# Brief
In your copy, reproduce the entries exactly as they are, minus the images.

****

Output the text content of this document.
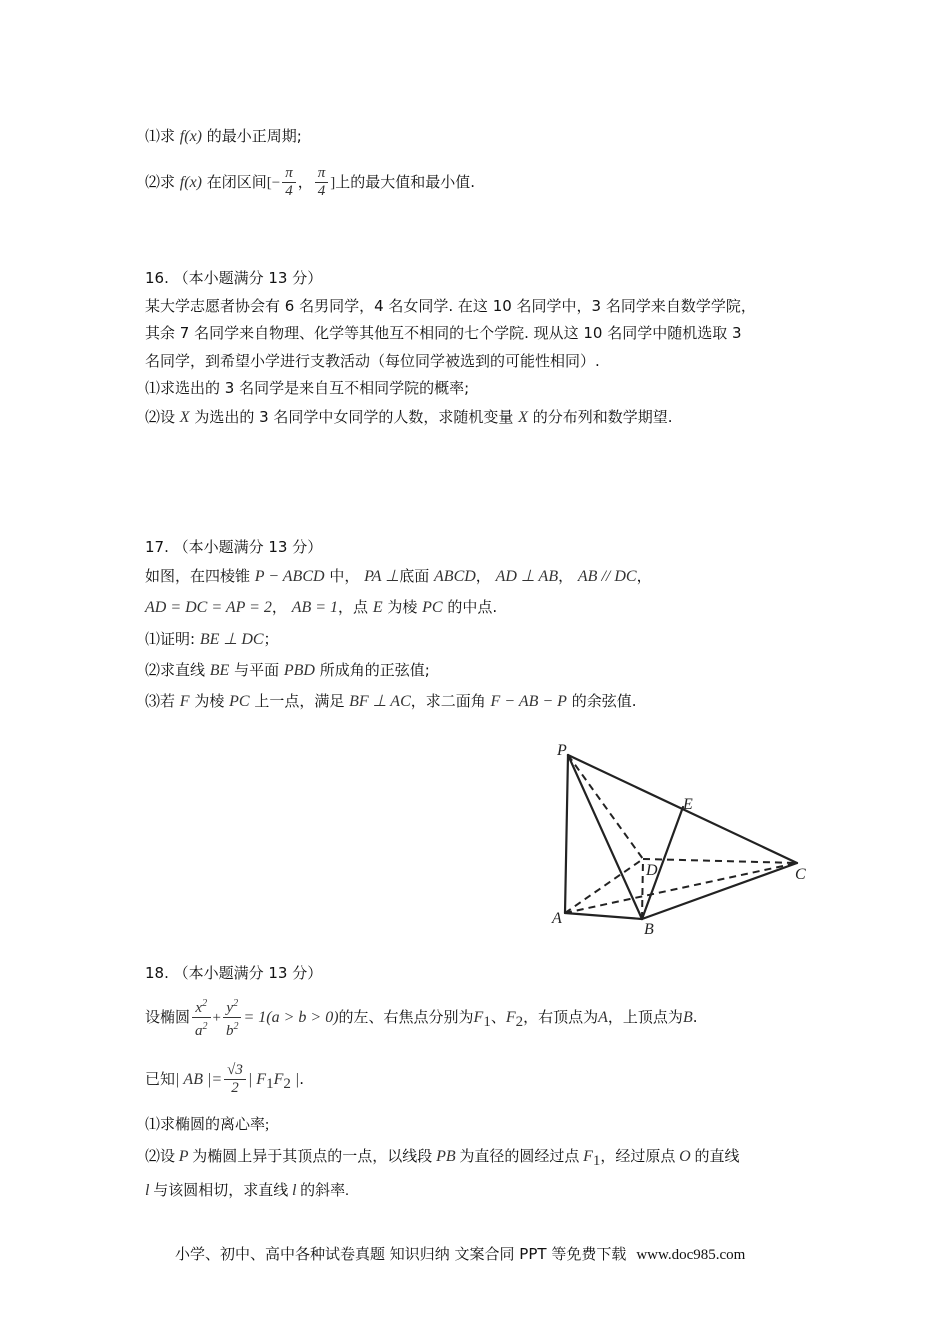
⑴求 f(x) 的最小正周期;
⑵求 f(x) 在闭区间[− $\frac{\pi}{4}$ ， $\frac{\pi}{4}$ ]上的最大值和最小值.
16. （本小题满分 13 分）
某大学志愿者协会有 6 名男同学，4 名女同学. 在这 10 名同学中，3 名同学来自数学学院，
其余 7 名同学来自物理、化学等其他互不相同的七个学院. 现从这 10 名同学中随机选取 3
名同学，到希望小学进行支教活动（每位同学被选到的可能性相同）.
⑴求选出的 3 名同学是来自互不相同学院的概率;
⑵设 X 为选出的 3 名同学中女同学的人数，求随机变量 X 的分布列和数学期望.
17. （本小题满分 13 分）
如图，在四棱锥 P − ABCD 中， PA ⊥底面 ABCD， AD ⊥ AB， AB // DC，
AD = DC = AP = 2， AB = 1，点 E 为棱 PC 的中点.
⑴证明: BE ⊥ DC；
⑵求直线 BE 与平面 PBD 所成角的正弦值;
⑶若 F 为棱 PC 上一点，满足 BF ⊥ AC，求二面角 F − AB − P 的余弦值.
P
E
D	C
A
B
18. （本小题满分 13 分）
设椭圆 $\frac{x^2}{a^2} + \frac{y^2}{b^2} = 1(a > b > 0)$的左、右焦点分别为$F_1$、$F_2$，右顶点为A，上顶点为B.
已知| AB |= $\frac{√3}{2}$ | $F_1F_2$ |.
⑴求椭圆的离心率;
⑵设 P 为椭圆上异于其顶点的一点，以线段 PB 为直径的圆经过点 $F_1$，经过原点 O 的直线
l 与该圆相切，求直线 l 的斜率.
小学、初中、高中各种试卷真题 知识归纳 文案合同 PPT 等免费下载 www.doc985.com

****

# Complete answer
Output the text content of this document.
⑴求 f(x) 的最小正周期;
⑵求 f(x) 在闭区间[− $\frac{\pi}{4}$ ， $\frac{\pi}{4}$ ]上的最大值和最小值.
16. （本小题满分 13 分）
某大学志愿者协会有 6 名男同学，4 名女同学. 在这 10 名同学中，3 名同学来自数学学院，
其余 7 名同学来自物理、化学等其他互不相同的七个学院. 现从这 10 名同学中随机选取 3
名同学，到希望小学进行支教活动（每位同学被选到的可能性相同）.
⑴求选出的 3 名同学是来自互不相同学院的概率;
⑵设 X 为选出的 3 名同学中女同学的人数，求随机变量 X 的分布列和数学期望.
17. （本小题满分 13 分）
如图，在四棱锥 P − ABCD 中， PA ⊥底面 ABCD， AD ⊥ AB， AB // DC，
AD = DC = AP = 2， AB = 1，点 E 为棱 PC 的中点.
⑴证明: BE ⊥ DC；
⑵求直线 BE 与平面 PBD 所成角的正弦值;
⑶若 F 为棱 PC 上一点，满足 BF ⊥ AC，求二面角 F − AB − P 的余弦值.
P
E
D	C
A
B
18. （本小题满分 13 分）
设椭圆 $\frac{x^2}{a^2} + \frac{y^2}{b^2} = 1(a > b > 0)$的左、右焦点分别为$F_1$、$F_2$，右顶点为A，上顶点为B.
已知| AB |= $\frac{√3}{2}$ | $F_1F_2$ |.
⑴求椭圆的离心率;
⑵设 P 为椭圆上异于其顶点的一点，以线段 PB 为直径的圆经过点 $F_1$，经过原点 O 的直线
l 与该圆相切，求直线 l 的斜率.
小学、初中、高中各种试卷真题 知识归纳 文案合同 PPT 等免费下载 www.doc985.com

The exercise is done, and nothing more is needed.